Task to complete: Copy the items below word for word, from the line containing "- participant-name-label: Nataliia" through the line containing "- participant-display-name: Tetiana".

Supplied data:

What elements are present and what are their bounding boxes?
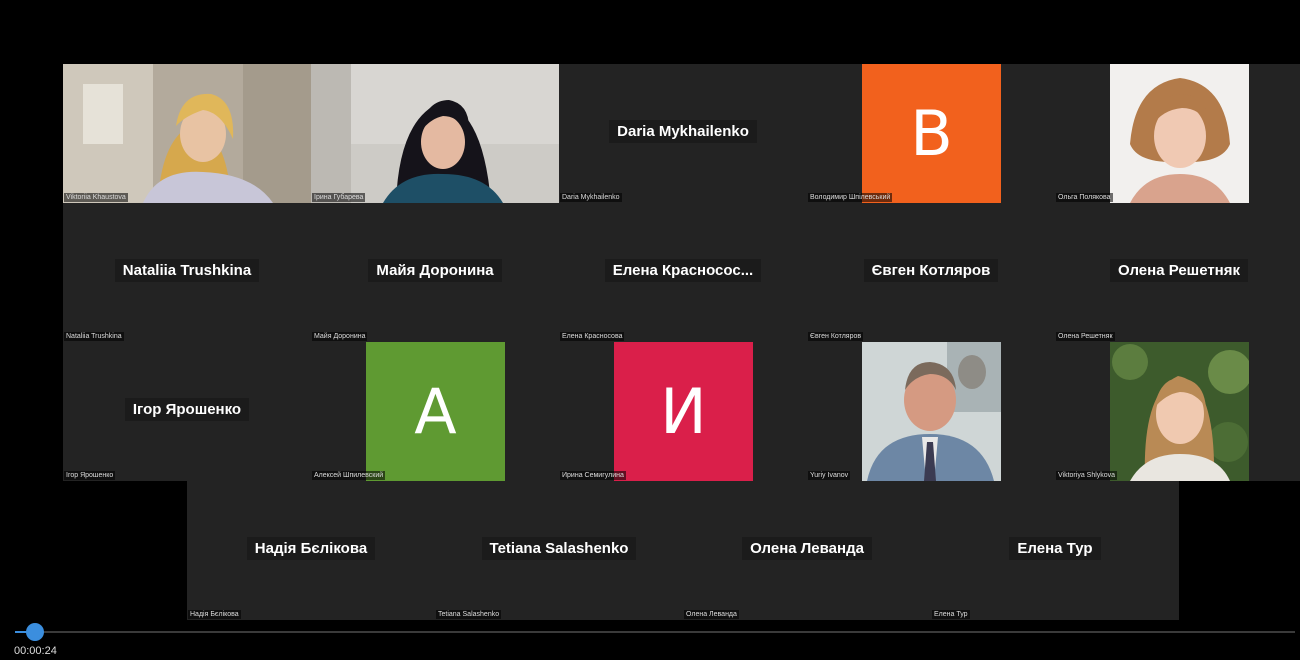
- participant-name-label: Nataliia Trushkina: [64, 332, 124, 341]
- participant-display-name: Daria Mykhailenko: [609, 119, 757, 143]
- participant-name-label: Володимир Шпілевський: [808, 193, 893, 202]
- playback-time: 00:00:24: [14, 645, 57, 657]
- participant-name-label: Viktoriia Khaustova: [64, 193, 128, 202]
- participant-tile[interactable]: Ольга Полякова: [1055, 64, 1300, 203]
- participant-name-label: Ірина Губарева: [312, 193, 366, 202]
- participant-tile[interactable]: Майя Доронина Майя Доронина: [311, 203, 559, 342]
- participant-name-label: Майя Доронина: [312, 332, 368, 341]
- participant-tile[interactable]: Олена Леванда Олена Леванда: [683, 481, 931, 620]
- participant-display-name: Надія Бєлікова: [246, 536, 376, 560]
- participant-tile[interactable]: Євген Котляров Євген Котляров: [807, 203, 1055, 342]
- participant-name-label: Олена Леванда: [684, 610, 739, 619]
- avatar: И: [614, 342, 753, 481]
- participant-tile[interactable]: B Володимир Шпілевський: [807, 64, 1055, 203]
- participant-display-name: Елена Красносос...: [604, 258, 762, 282]
- participant-tile[interactable]: Олена Решетняк Олена Решетняк: [1055, 203, 1300, 342]
- participant-tile[interactable]: Daria Mykhailenko Daria Mykhailenko: [559, 64, 807, 203]
- participant-name-label: Ирина Семигулина: [560, 471, 626, 480]
- participant-name-label: Олена Решетняк: [1056, 332, 1115, 341]
- participant-name-label: Надія Бєлікова: [188, 610, 241, 619]
- participant-tile[interactable]: Viktoriya Shlykova: [1055, 342, 1300, 481]
- participant-display-name: Елена Тур: [1009, 536, 1101, 560]
- avatar: [862, 342, 1001, 481]
- participant-display-name: Ігор Ярошенко: [124, 397, 250, 421]
- avatar: [1110, 342, 1249, 481]
- avatar: B: [862, 64, 1001, 203]
- participant-video: [63, 64, 311, 203]
- participant-display-name: Євген Котляров: [863, 258, 999, 282]
- participant-tile[interactable]: Елена Красносос... Елена Красносова: [559, 203, 807, 342]
- avatar: A: [366, 342, 505, 481]
- participant-tile[interactable]: Tetiana Salashenko Tetiana Salashenko: [435, 481, 683, 620]
- participant-name-label: Євген Котляров: [808, 332, 864, 341]
- avatar: [1110, 64, 1249, 203]
- seek-bar[interactable]: [15, 631, 1295, 633]
- participant-video: [311, 64, 559, 203]
- participant-display-name: Tetiana Salashenko: [481, 536, 637, 560]
- participant-tile[interactable]: И Ирина Семигулина: [559, 342, 807, 481]
- participant-display-name: Олена Решетняк: [1110, 258, 1248, 282]
- participant-name-label: Алексей Шпилевский: [312, 471, 386, 480]
- participant-name-label: Daria Mykhailenko: [560, 193, 622, 202]
- participant-tile[interactable]: A Алексей Шпилевский: [311, 342, 559, 481]
- participant-tile[interactable]: Ігор Ярошенко Ігор Ярошенко: [63, 342, 311, 481]
- participant-name-label: Ігор Ярошенко: [64, 471, 116, 480]
- participant-name-label: Елена Тур: [932, 610, 970, 619]
- participant-display-name: Nataliia Trushkina: [114, 258, 260, 282]
- participant-tile[interactable]: Ірина Губарева: [311, 64, 559, 203]
- participant-name-label: Елена Красносова: [560, 332, 625, 341]
- participant-display-name: Олена Леванда: [742, 536, 872, 560]
- participant-name-label: Ольга Полякова: [1056, 193, 1113, 202]
- meeting-recording-frame: Viktoriia Khaustova Ірина Губарева Daria…: [6, 6, 1300, 654]
- participant-display-name: Майя Доронина: [368, 258, 502, 282]
- participant-tile[interactable]: Nataliia Trushkina Nataliia Trushkina: [63, 203, 311, 342]
- participant-tile[interactable]: Yuriy Ivanov: [807, 342, 1055, 481]
- participant-tile[interactable]: Viktoriia Khaustova: [63, 64, 311, 203]
- participant-name-label: Viktoriya Shlykova: [1056, 471, 1118, 480]
- participant-name-label: Yuriy Ivanov: [808, 471, 851, 480]
- participant-name-label: Tetiana Salashenko: [436, 610, 502, 619]
- playback-controls: 00:00:24: [0, 622, 1300, 660]
- participant-tile[interactable]: Елена Тур Елена Тур: [931, 481, 1179, 620]
- seek-thumb[interactable]: [26, 623, 44, 641]
- participant-tile[interactable]: Надія Бєлікова Надія Бєлікова: [187, 481, 435, 620]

Complete answer:
- participant-name-label: Nataliia Trushkina: [64, 332, 124, 341]
- participant-display-name: Daria Mykhailenko: [609, 119, 757, 143]
- participant-name-label: Володимир Шпілевський: [808, 193, 893, 202]
- playback-time: 00:00:24: [14, 645, 57, 657]
- participant-name-label: Viktoriia Khaustova: [64, 193, 128, 202]
- participant-tile[interactable]: Ольга Полякова: [1055, 64, 1300, 203]
- participant-name-label: Ірина Губарева: [312, 193, 366, 202]
- participant-tile[interactable]: Майя Доронина Майя Доронина: [311, 203, 559, 342]
- participant-name-label: Майя Доронина: [312, 332, 368, 341]
- participant-tile[interactable]: Олена Леванда Олена Леванда: [683, 481, 931, 620]
- participant-display-name: Надія Бєлікова: [246, 536, 376, 560]
- participant-tile[interactable]: Євген Котляров Євген Котляров: [807, 203, 1055, 342]
- participant-name-label: Олена Леванда: [684, 610, 739, 619]
- avatar: И: [614, 342, 753, 481]
- participant-tile[interactable]: B Володимир Шпілевський: [807, 64, 1055, 203]
- participant-display-name: Елена Красносос...: [604, 258, 762, 282]
- participant-tile[interactable]: Олена Решетняк Олена Решетняк: [1055, 203, 1300, 342]
- participant-tile[interactable]: Daria Mykhailenko Daria Mykhailenko: [559, 64, 807, 203]
- participant-name-label: Ирина Семигулина: [560, 471, 626, 480]
- participant-name-label: Олена Решетняк: [1056, 332, 1115, 341]
- participant-name-label: Надія Бєлікова: [188, 610, 241, 619]
- participant-tile[interactable]: Viktoriya Shlykova: [1055, 342, 1300, 481]
- participant-display-name: Елена Тур: [1009, 536, 1101, 560]
- avatar: [862, 342, 1001, 481]
- participant-display-name: Ігор Ярошенко: [124, 397, 250, 421]
- avatar: [1110, 342, 1249, 481]
- avatar: B: [862, 64, 1001, 203]
- participant-video: [63, 64, 311, 203]
- participant-display-name: Євген Котляров: [863, 258, 999, 282]
- participant-tile[interactable]: Елена Красносос... Елена Красносова: [559, 203, 807, 342]
- avatar: A: [366, 342, 505, 481]
- participant-tile[interactable]: Tetiana Salashenko Tetiana Salashenko: [435, 481, 683, 620]
- participant-name-label: Євген Котляров: [808, 332, 864, 341]
- avatar: [1110, 64, 1249, 203]
- seek-bar[interactable]: [15, 631, 1295, 633]
- participant-video: [311, 64, 559, 203]
- participant-display-name: Tetiana Salashenko: [481, 536, 637, 560]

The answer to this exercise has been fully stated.